### [Task details]
List all the lines in these records that hold "fizetési".

[Recorded data]
— Begin —
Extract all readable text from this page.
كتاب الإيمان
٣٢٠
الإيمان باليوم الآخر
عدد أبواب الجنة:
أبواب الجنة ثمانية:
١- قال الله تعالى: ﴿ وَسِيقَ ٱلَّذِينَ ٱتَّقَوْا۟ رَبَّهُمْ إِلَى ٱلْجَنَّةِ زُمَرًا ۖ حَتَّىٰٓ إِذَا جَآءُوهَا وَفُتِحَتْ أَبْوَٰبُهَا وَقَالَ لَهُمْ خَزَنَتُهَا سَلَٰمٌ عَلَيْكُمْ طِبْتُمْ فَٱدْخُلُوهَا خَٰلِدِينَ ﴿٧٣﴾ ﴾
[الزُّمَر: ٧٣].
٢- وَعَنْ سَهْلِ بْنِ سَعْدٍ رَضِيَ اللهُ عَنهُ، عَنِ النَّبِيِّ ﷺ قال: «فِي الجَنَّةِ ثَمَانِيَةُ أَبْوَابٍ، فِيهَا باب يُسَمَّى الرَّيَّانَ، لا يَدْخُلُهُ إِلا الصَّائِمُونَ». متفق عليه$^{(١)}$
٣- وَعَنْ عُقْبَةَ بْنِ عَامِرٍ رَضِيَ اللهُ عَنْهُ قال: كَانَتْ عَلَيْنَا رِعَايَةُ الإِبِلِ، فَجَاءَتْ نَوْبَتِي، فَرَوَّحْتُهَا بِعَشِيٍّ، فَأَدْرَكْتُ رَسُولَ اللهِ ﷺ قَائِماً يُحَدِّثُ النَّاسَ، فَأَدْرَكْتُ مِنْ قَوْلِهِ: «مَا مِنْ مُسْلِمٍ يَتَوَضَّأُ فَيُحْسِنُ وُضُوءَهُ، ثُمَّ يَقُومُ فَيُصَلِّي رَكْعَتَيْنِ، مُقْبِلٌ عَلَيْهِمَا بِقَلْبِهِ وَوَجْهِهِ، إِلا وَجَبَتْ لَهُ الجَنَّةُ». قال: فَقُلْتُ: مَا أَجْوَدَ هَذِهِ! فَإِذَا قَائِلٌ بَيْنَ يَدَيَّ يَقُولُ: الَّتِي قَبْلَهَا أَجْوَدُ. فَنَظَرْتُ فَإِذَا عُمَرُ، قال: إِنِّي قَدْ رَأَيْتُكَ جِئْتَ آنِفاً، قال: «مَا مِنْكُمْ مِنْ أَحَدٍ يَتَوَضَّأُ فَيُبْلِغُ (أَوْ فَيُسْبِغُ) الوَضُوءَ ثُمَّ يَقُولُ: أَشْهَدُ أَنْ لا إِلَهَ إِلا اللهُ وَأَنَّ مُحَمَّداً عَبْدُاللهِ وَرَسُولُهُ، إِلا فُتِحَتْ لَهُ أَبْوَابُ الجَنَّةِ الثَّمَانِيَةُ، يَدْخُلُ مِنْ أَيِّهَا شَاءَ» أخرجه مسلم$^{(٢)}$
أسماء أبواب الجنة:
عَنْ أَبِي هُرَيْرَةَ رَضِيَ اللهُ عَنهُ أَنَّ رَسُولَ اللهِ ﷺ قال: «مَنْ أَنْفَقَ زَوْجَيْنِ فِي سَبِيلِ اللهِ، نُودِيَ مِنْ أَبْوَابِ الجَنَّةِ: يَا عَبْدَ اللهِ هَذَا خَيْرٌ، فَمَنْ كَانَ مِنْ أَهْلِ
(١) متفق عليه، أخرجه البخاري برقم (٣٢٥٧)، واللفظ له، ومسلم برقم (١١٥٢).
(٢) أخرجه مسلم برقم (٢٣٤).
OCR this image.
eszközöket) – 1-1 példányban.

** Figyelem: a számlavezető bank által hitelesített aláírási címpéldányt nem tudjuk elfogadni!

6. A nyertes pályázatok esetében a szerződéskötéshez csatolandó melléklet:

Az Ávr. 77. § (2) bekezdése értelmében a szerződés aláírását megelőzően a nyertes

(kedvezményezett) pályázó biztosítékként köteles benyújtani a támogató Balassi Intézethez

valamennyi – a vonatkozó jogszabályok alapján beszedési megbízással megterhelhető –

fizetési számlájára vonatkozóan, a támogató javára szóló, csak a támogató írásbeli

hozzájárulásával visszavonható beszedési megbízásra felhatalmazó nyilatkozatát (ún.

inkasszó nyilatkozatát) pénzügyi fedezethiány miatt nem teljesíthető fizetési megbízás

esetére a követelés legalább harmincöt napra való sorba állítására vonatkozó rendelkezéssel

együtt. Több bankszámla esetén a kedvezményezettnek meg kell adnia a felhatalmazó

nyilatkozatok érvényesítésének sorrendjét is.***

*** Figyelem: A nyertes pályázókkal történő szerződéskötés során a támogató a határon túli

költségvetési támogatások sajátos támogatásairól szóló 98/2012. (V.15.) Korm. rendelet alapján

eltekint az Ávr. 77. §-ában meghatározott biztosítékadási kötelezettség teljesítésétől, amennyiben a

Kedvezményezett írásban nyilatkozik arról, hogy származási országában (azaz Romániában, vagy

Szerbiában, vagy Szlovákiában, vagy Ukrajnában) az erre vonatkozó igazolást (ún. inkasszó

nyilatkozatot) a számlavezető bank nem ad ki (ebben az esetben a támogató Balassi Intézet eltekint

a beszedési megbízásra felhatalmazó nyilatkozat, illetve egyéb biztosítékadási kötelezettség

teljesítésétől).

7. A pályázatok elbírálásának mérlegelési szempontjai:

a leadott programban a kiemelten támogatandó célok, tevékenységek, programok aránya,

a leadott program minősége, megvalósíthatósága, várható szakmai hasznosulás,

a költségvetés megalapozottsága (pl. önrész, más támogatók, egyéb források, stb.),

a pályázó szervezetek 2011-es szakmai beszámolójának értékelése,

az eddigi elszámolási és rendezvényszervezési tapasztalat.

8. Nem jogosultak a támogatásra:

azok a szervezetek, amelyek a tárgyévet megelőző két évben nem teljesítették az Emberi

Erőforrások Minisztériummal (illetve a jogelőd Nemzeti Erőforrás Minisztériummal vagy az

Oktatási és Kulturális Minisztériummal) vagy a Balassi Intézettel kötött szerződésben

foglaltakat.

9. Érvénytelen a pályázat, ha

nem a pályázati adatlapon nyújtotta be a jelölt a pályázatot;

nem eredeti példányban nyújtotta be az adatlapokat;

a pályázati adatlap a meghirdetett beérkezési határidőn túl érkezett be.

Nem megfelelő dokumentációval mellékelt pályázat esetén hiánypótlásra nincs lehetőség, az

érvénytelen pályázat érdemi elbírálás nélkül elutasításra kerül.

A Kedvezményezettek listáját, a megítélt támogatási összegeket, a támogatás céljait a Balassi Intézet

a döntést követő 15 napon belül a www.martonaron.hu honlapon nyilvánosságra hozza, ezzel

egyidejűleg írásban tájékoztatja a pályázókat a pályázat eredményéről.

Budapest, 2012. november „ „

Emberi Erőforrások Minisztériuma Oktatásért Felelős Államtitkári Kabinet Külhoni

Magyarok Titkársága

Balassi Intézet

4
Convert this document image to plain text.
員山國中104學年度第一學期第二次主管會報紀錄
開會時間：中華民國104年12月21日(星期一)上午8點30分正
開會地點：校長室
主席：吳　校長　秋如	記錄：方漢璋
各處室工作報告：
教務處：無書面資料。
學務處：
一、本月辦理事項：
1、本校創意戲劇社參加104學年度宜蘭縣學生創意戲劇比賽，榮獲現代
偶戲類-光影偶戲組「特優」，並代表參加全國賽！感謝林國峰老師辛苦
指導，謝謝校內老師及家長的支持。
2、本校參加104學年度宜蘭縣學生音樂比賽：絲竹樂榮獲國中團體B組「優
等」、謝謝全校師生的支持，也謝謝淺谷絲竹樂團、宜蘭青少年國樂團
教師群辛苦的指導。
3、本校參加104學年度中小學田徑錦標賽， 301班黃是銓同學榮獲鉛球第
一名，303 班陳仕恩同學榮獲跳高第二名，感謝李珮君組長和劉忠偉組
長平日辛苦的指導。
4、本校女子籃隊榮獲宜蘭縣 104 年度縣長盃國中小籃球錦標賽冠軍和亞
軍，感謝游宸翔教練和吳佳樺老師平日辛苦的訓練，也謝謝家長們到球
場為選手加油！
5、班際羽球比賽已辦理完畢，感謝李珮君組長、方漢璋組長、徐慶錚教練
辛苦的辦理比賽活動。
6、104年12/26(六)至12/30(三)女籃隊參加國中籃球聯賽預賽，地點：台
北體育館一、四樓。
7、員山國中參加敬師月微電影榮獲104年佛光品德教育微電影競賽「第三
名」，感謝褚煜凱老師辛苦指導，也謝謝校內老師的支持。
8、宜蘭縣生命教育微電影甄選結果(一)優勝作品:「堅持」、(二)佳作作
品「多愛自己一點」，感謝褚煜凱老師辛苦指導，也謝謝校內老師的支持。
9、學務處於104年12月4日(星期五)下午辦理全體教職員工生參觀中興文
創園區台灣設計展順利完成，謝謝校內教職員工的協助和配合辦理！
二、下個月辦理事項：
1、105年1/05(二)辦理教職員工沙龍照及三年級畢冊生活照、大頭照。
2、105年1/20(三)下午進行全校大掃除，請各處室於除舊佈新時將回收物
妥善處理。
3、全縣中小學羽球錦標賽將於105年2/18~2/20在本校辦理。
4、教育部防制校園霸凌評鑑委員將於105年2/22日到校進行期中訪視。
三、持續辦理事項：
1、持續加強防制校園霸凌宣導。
— End —
### [Output of the exercise]
fizetési számlájára vonatkozóan, a támogató javára szóló, csak a támogató írásbeli
inkasszó nyilatkozatát) pénzügyi fedezethiány miatt nem teljesíthető fizetési megbízás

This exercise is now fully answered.